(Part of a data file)
▽
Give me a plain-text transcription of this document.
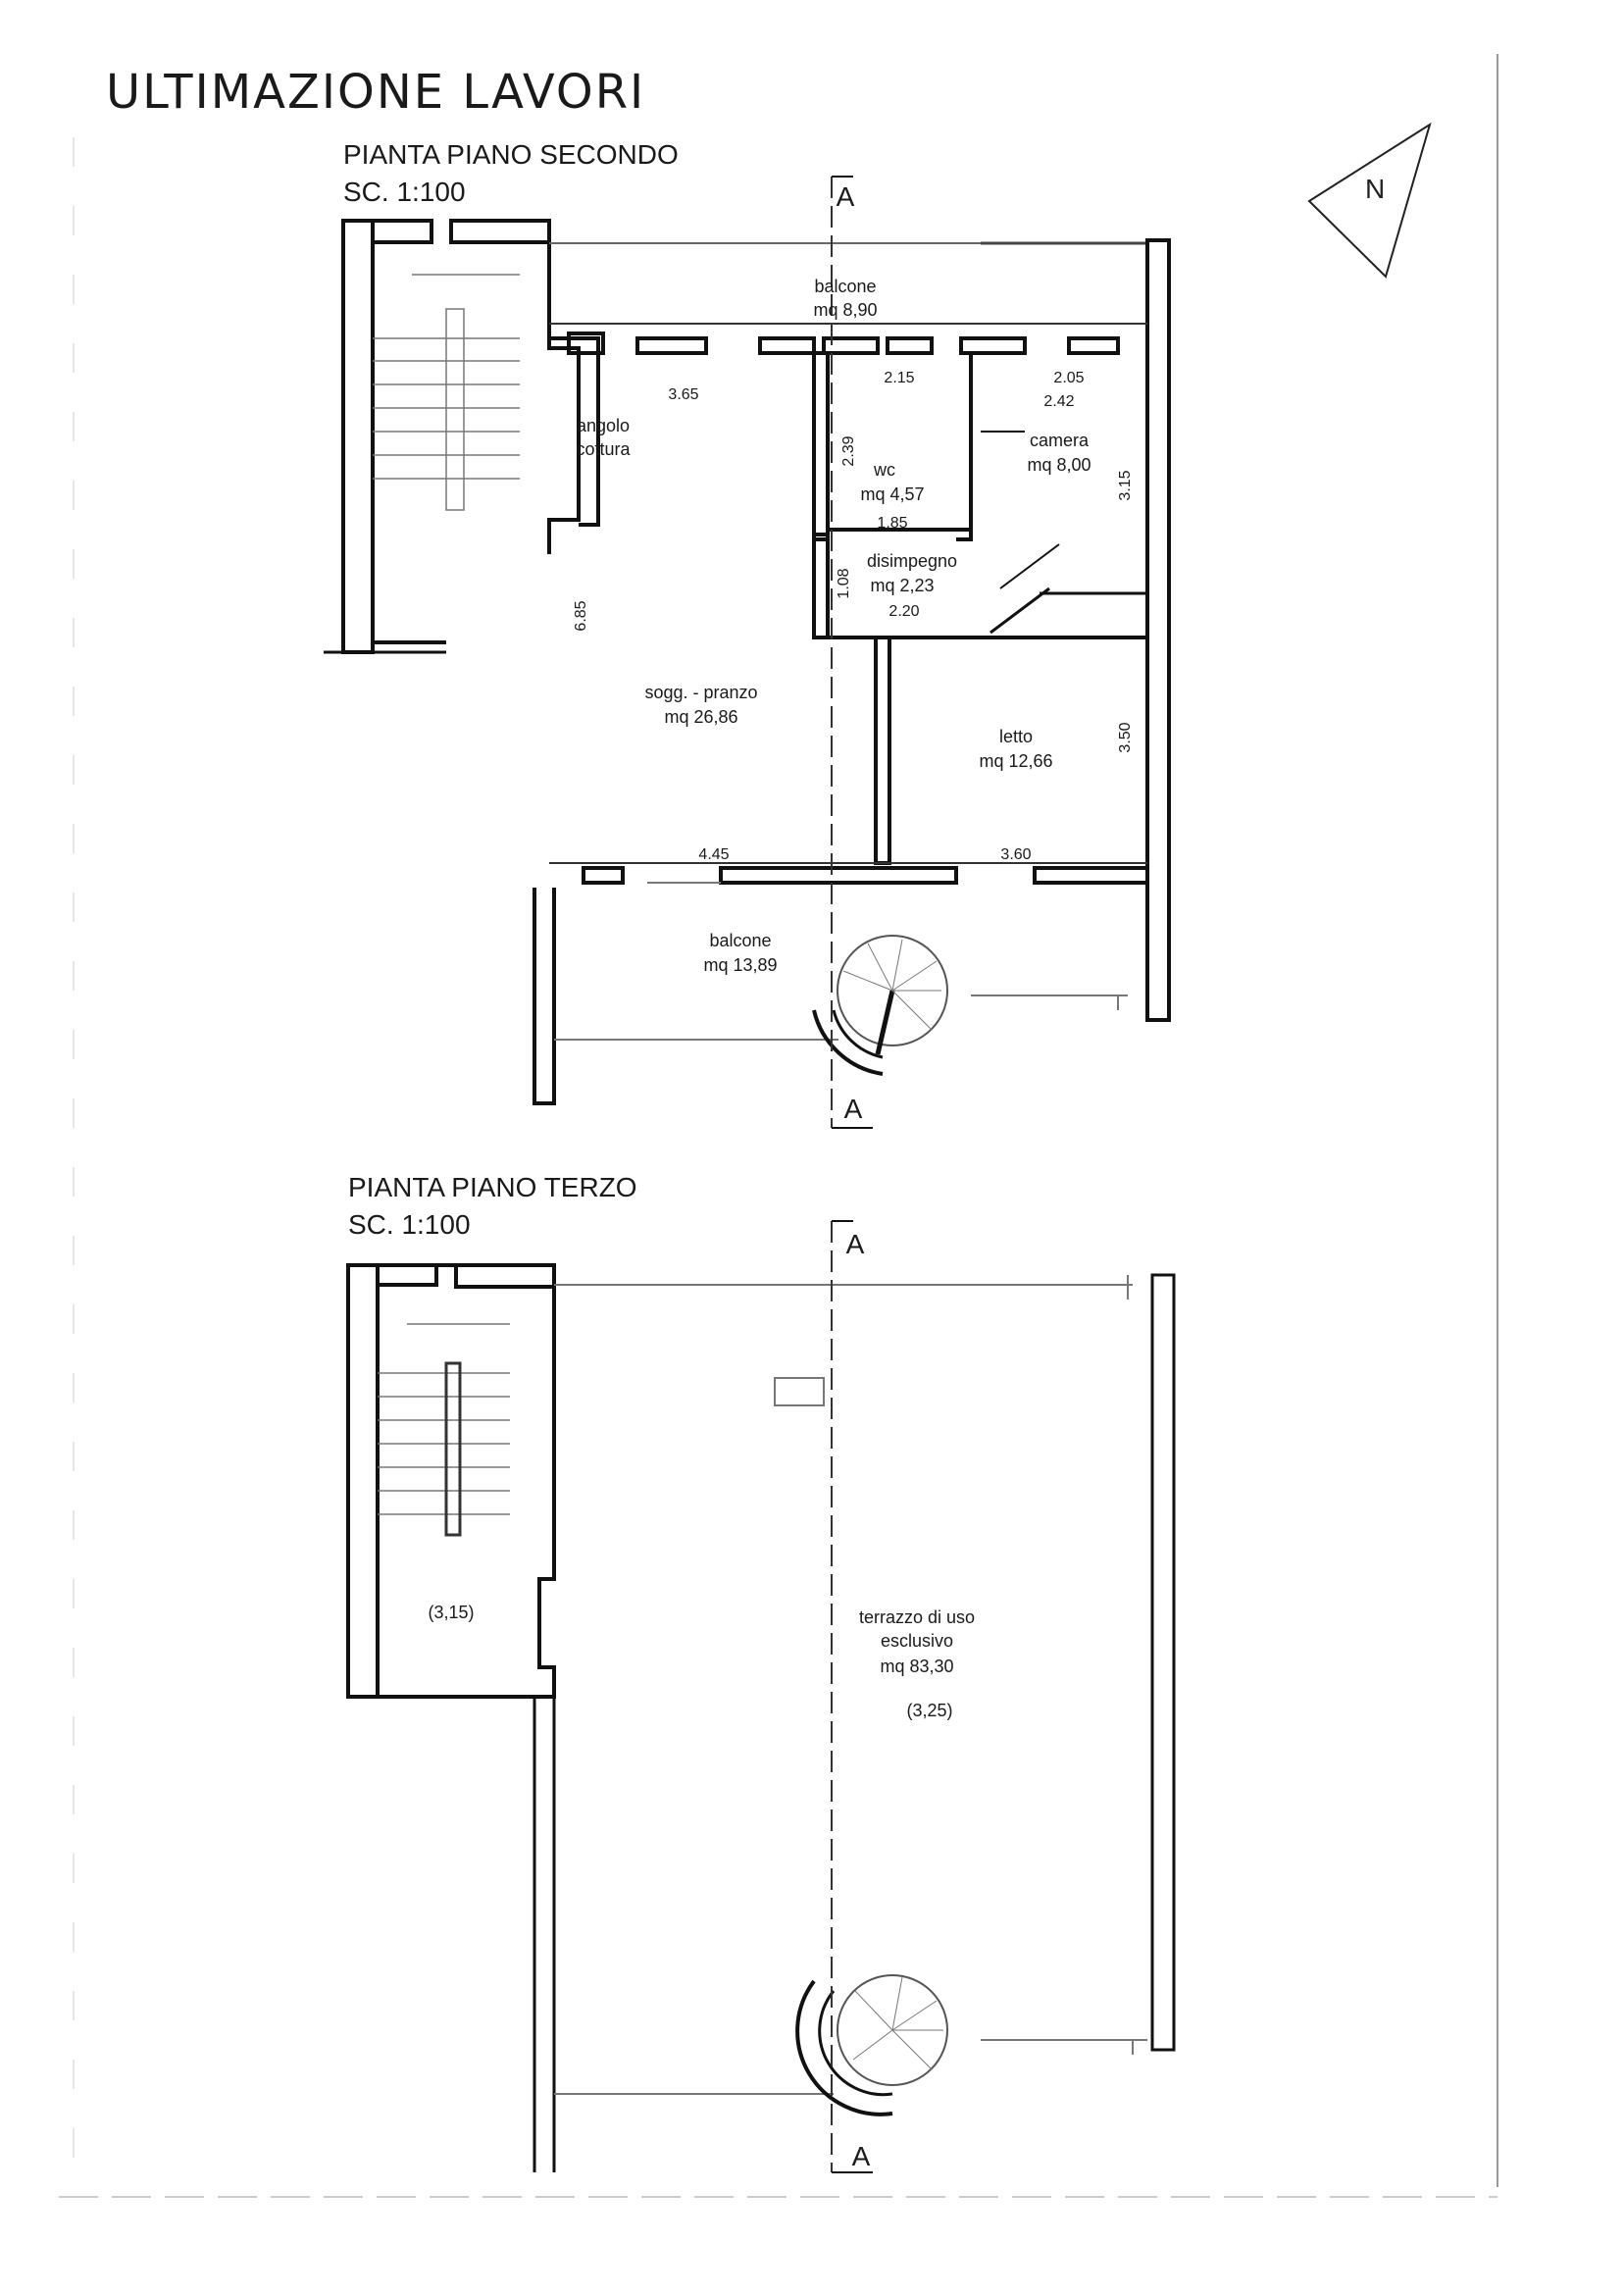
ULTIMAZIONE LAVORI
N
PIANTA PIANO SECONDO
SC. 1:100	A
A
balcone
mq 8,90
angolo cottura
wc
mq 4,57
camera
mq 8,00
disimpegno
mq 2,23
sogg. - pranzo
mq 26,86
letto
mq 12,66
balcone
mq 13,89
3.65
2.15	2.05
2.42
2.39
1.85
3.15
1.08
2.20
6.85
3.50
4.45	3.60
PIANTA PIANO TERZO
SC. 1:100
A
A
(3,15)	terrazzo di uso esclusivo
mq 83,30
(3,25)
△
Set exercise
Return the listing above unchanged, apart from dropping its pictures.

Solution below
Give me a plain-text transcription of this document.
ULTIMAZIONE LAVORI
N
PIANTA PIANO SECONDO
SC. 1:100	A
A
balcone
mq 8,90
angolo cottura
wc
mq 4,57
camera
mq 8,00
disimpegno
mq 2,23
sogg. - pranzo
mq 26,86
letto
mq 12,66
balcone
mq 13,89
3.65
2.15	2.05
2.42
2.39
1.85
3.15
1.08
2.20
6.85
3.50
4.45	3.60
PIANTA PIANO TERZO
SC. 1:100
A
A
(3,15)	terrazzo di uso esclusivo
mq 83,30
(3,25)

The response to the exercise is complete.